Copy the records below exactly, leaving out every picture.

·····

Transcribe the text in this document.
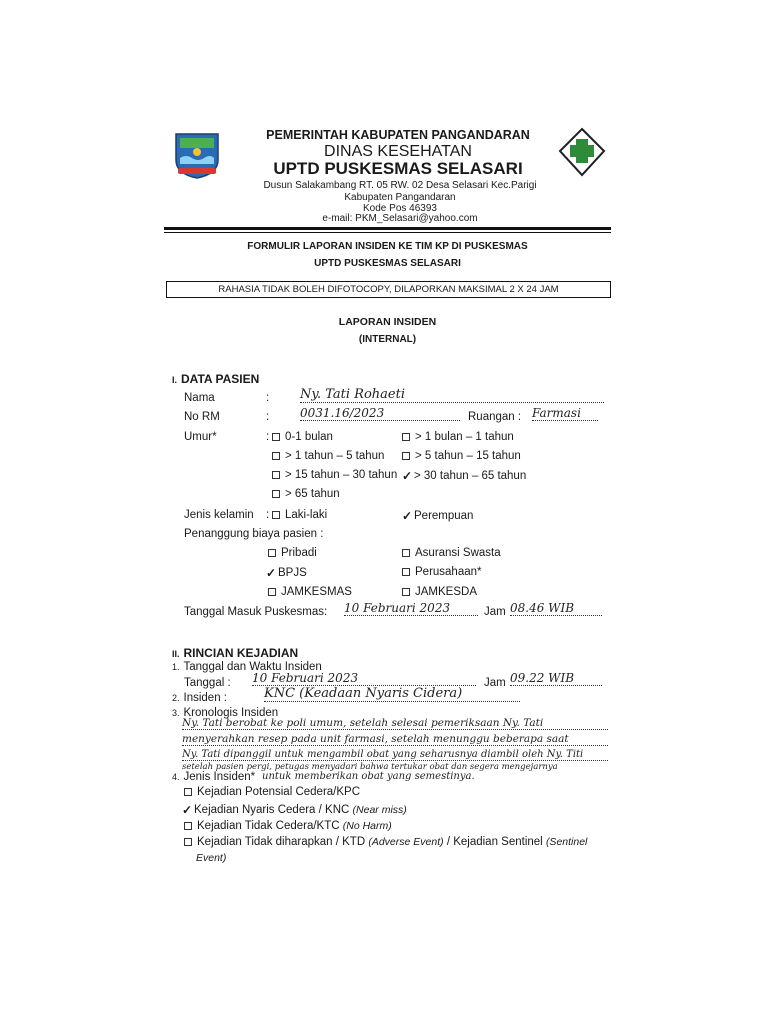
PEMERINTAH KABUPATEN PANGANDARAN
DINAS KESEHATAN
UPTD PUSKESMAS SELASARI
Dusun Salakambang RT. 05 RW. 02 Desa Selasari Kec.Parigi
Kabupaten Pangandaran
Kode Pos 46393
e-mail: PKM_Selasari@yahoo.com
FORMULIR LAPORAN INSIDEN KE TIM KP DI PUSKESMAS
UPTD PUSKESMAS SELASARI
RAHASIA TIDAK BOLEH DIFOTOCOPY, DILAPORKAN MAKSIMAL 2 X 24 JAM
LAPORAN INSIDEN
(INTERNAL)
I. DATA PASIEN
Nama	: Ny. Tati Rohaeti
No RM	:	0031.16/2023	Ruangan : Farmasi
Umur*	:	0-1 bulan	> 1 bulan – 1 tahun
> 1 tahun – 5 tahun	> 5 tahun – 15 tahun
> 15 tahun – 30 tahun ✓ > 30 tahun – 65 tahun
> 65 tahun
Jenis kelamin :	Laki-laki	✓ Perempuan
Penanggung biaya pasien :
Pribadi	Asuransi Swasta
✓ BPJS	Perusahaan*
JAMKESMAS	JAMKESDA
Tanggal Masuk Puskesmas: 10 Februari 2023	Jam 08.46 WIB
II. RINCIAN KEJADIAN
1. Tanggal dan Waktu Insiden
Tanggal : 10 Februari 2023	Jam 09.22 WIB
2. Insiden :	KNC (Keadaan Nyaris Cidera)
3. Kronologis Insiden
Ny. Tati berobat ke poli umum, setelah selesai pemeriksaan Ny. Tati
menyerahkan resep pada unit farmasi, setelah menunggu beberapa saat
Ny. Tati dipanggil untuk mengambil obat yang seharusnya diambil oleh Ny. Titi
setelah pasien pergi, petugas menyadari bahwa tertukar obat dan segera mengejarnya
untuk memberikan obat yang semestinya.
4. Jenis Insiden*
Kejadian Potensial Cedera/KPC
✓ Kejadian Nyaris Cedera / KNC (Near miss)
Kejadian Tidak Cedera/KTC (No Harm)
Kejadian Tidak diharapkan / KTD (Adverse Event) / Kejadian Sentinel (Sentinel
Event)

·····

● **Response to this task**
Transcribe the text in this document.
PEMERINTAH KABUPATEN PANGANDARAN
DINAS KESEHATAN
UPTD PUSKESMAS SELASARI
Dusun Salakambang RT. 05 RW. 02 Desa Selasari Kec.Parigi
Kabupaten Pangandaran
Kode Pos 46393
e-mail: PKM_Selasari@yahoo.com
FORMULIR LAPORAN INSIDEN KE TIM KP DI PUSKESMAS
UPTD PUSKESMAS SELASARI
RAHASIA TIDAK BOLEH DIFOTOCOPY, DILAPORKAN MAKSIMAL 2 X 24 JAM
LAPORAN INSIDEN
(INTERNAL)
I. DATA PASIEN
Nama	: Ny. Tati Rohaeti
No RM	:	0031.16/2023	Ruangan : Farmasi
Umur*	:	0-1 bulan	> 1 bulan – 1 tahun
> 1 tahun – 5 tahun	> 5 tahun – 15 tahun
> 15 tahun – 30 tahun ✓ > 30 tahun – 65 tahun
> 65 tahun
Jenis kelamin :	Laki-laki	✓ Perempuan
Penanggung biaya pasien :
Pribadi	Asuransi Swasta
✓ BPJS	Perusahaan*
JAMKESMAS	JAMKESDA
Tanggal Masuk Puskesmas: 10 Februari 2023	Jam 08.46 WIB
II. RINCIAN KEJADIAN
1. Tanggal dan Waktu Insiden
Tanggal : 10 Februari 2023	Jam 09.22 WIB
2. Insiden :	KNC (Keadaan Nyaris Cidera)
3. Kronologis Insiden
Ny. Tati berobat ke poli umum, setelah selesai pemeriksaan Ny. Tati
menyerahkan resep pada unit farmasi, setelah menunggu beberapa saat
Ny. Tati dipanggil untuk mengambil obat yang seharusnya diambil oleh Ny. Titi
setelah pasien pergi, petugas menyadari bahwa tertukar obat dan segera mengejarnya
untuk memberikan obat yang semestinya.
4. Jenis Insiden*
Kejadian Potensial Cedera/KPC
✓ Kejadian Nyaris Cedera / KNC (Near miss)
Kejadian Tidak Cedera/KTC (No Harm)
Kejadian Tidak diharapkan / KTD (Adverse Event) / Kejadian Sentinel (Sentinel
Event)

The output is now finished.